#### What you should do:
Copy out all of the data below with no alterations.

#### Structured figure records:
++++++++++

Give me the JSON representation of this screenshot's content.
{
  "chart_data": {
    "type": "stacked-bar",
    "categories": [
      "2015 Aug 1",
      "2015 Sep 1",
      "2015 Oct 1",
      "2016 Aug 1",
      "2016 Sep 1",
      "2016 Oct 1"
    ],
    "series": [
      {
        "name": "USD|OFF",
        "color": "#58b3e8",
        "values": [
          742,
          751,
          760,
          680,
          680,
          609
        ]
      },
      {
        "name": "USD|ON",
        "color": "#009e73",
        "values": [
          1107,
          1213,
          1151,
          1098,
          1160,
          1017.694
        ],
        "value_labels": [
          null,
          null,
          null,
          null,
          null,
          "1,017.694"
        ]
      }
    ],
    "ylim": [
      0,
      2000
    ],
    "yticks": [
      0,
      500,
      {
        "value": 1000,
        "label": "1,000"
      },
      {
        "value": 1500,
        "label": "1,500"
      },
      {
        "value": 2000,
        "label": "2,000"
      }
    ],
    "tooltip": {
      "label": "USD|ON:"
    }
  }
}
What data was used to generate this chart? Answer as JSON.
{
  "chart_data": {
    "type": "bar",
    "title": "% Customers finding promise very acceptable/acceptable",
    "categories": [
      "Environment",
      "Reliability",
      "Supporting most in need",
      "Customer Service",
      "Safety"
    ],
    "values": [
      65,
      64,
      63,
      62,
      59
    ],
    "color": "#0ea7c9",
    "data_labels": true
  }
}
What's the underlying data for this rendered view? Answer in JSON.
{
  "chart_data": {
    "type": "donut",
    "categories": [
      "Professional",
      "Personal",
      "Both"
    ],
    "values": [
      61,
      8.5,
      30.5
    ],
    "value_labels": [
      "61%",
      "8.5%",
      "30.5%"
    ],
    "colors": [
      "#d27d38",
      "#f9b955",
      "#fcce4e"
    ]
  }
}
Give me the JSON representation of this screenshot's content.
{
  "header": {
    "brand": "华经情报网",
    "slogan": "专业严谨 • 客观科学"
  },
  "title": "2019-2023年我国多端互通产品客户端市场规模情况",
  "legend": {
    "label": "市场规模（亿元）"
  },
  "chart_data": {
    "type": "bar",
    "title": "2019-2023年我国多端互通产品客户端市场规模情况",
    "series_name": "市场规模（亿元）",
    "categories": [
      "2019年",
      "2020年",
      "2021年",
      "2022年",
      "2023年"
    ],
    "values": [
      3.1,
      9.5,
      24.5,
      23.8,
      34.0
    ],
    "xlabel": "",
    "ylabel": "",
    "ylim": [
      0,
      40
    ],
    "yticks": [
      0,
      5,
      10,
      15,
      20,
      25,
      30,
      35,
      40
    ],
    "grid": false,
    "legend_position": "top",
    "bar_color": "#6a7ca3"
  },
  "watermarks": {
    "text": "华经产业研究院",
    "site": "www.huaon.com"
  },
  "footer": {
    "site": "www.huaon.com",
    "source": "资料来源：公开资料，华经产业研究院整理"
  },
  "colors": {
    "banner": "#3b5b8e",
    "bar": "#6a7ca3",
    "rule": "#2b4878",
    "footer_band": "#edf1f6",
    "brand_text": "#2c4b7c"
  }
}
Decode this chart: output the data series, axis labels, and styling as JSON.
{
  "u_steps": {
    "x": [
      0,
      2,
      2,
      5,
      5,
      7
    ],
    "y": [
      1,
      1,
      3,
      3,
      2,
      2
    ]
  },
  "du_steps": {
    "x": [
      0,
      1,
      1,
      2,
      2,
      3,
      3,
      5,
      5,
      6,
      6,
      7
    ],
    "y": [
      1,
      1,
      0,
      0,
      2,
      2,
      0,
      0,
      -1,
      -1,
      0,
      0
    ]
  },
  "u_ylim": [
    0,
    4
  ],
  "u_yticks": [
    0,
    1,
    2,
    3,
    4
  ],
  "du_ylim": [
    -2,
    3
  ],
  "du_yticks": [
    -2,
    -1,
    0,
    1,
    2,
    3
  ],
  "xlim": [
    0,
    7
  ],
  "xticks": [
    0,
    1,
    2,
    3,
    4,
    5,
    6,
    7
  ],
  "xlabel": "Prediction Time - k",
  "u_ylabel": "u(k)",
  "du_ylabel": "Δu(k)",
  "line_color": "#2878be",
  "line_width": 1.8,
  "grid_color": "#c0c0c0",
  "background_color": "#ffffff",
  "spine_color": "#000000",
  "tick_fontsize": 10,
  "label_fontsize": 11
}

++++++++++

#### Answer to the task:
Give me the JSON representation of this screenshot's content.
{
  "chart_data": {
    "type": "stacked-bar",
    "categories": [
      "2015 Aug 1",
      "2015 Sep 1",
      "2015 Oct 1",
      "2016 Aug 1",
      "2016 Sep 1",
      "2016 Oct 1"
    ],
    "series": [
      {
        "name": "USD|OFF",
        "color": "#58b3e8",
        "values": [
          742,
          751,
          760,
          680,
          680,
          609
        ]
      },
      {
        "name": "USD|ON",
        "color": "#009e73",
        "values": [
          1107,
          1213,
          1151,
          1098,
          1160,
          1017.694
        ],
        "value_labels": [
          null,
          null,
          null,
          null,
          null,
          "1,017.694"
        ]
      }
    ],
    "ylim": [
      0,
      2000
    ],
    "yticks": [
      0,
      500,
      {
        "value": 1000,
        "label": "1,000"
      },
      {
        "value": 1500,
        "label": "1,500"
      },
      {
        "value": 2000,
        "label": "2,000"
      }
    ],
    "tooltip": {
      "label": "USD|ON:"
    }
  }
}
What data was used to generate this chart? Answer as JSON.
{
  "chart_data": {
    "type": "bar",
    "title": "% Customers finding promise very acceptable/acceptable",
    "categories": [
      "Environment",
      "Reliability",
      "Supporting most in need",
      "Customer Service",
      "Safety"
    ],
    "values": [
      65,
      64,
      63,
      62,
      59
    ],
    "color": "#0ea7c9",
    "data_labels": true
  }
}
What's the underlying data for this rendered view? Answer in JSON.
{
  "chart_data": {
    "type": "donut",
    "categories": [
      "Professional",
      "Personal",
      "Both"
    ],
    "values": [
      61,
      8.5,
      30.5
    ],
    "value_labels": [
      "61%",
      "8.5%",
      "30.5%"
    ],
    "colors": [
      "#d27d38",
      "#f9b955",
      "#fcce4e"
    ]
  }
}
Give me the JSON representation of this screenshot's content.
{
  "header": {
    "brand": "华经情报网",
    "slogan": "专业严谨 • 客观科学"
  },
  "title": "2019-2023年我国多端互通产品客户端市场规模情况",
  "legend": {
    "label": "市场规模（亿元）"
  },
  "chart_data": {
    "type": "bar",
    "title": "2019-2023年我国多端互通产品客户端市场规模情况",
    "series_name": "市场规模（亿元）",
    "categories": [
      "2019年",
      "2020年",
      "2021年",
      "2022年",
      "2023年"
    ],
    "values": [
      3.1,
      9.5,
      24.5,
      23.8,
      34.0
    ],
    "xlabel": "",
    "ylabel": "",
    "ylim": [
      0,
      40
    ],
    "yticks": [
      0,
      5,
      10,
      15,
      20,
      25,
      30,
      35,
      40
    ],
    "grid": false,
    "legend_position": "top",
    "bar_color": "#6a7ca3"
  },
  "watermarks": {
    "text": "华经产业研究院",
    "site": "www.huaon.com"
  },
  "footer": {
    "site": "www.huaon.com",
    "source": "资料来源：公开资料，华经产业研究院整理"
  },
  "colors": {
    "banner": "#3b5b8e",
    "bar": "#6a7ca3",
    "rule": "#2b4878",
    "footer_band": "#edf1f6",
    "brand_text": "#2c4b7c"
  }
}
Decode this chart: output the data series, axis labels, and styling as JSON.
{
  "u_steps": {
    "x": [
      0,
      2,
      2,
      5,
      5,
      7
    ],
    "y": [
      1,
      1,
      3,
      3,
      2,
      2
    ]
  },
  "du_steps": {
    "x": [
      0,
      1,
      1,
      2,
      2,
      3,
      3,
      5,
      5,
      6,
      6,
      7
    ],
    "y": [
      1,
      1,
      0,
      0,
      2,
      2,
      0,
      0,
      -1,
      -1,
      0,
      0
    ]
  },
  "u_ylim": [
    0,
    4
  ],
  "u_yticks": [
    0,
    1,
    2,
    3,
    4
  ],
  "du_ylim": [
    -2,
    3
  ],
  "du_yticks": [
    -2,
    -1,
    0,
    1,
    2,
    3
  ],
  "xlim": [
    0,
    7
  ],
  "xticks": [
    0,
    1,
    2,
    3,
    4,
    5,
    6,
    7
  ],
  "xlabel": "Prediction Time - k",
  "u_ylabel": "u(k)",
  "du_ylabel": "Δu(k)",
  "line_color": "#2878be",
  "line_width": 1.8,
  "grid_color": "#c0c0c0",
  "background_color": "#ffffff",
  "spine_color": "#000000",
  "tick_fontsize": 10,
  "label_fontsize": 11
}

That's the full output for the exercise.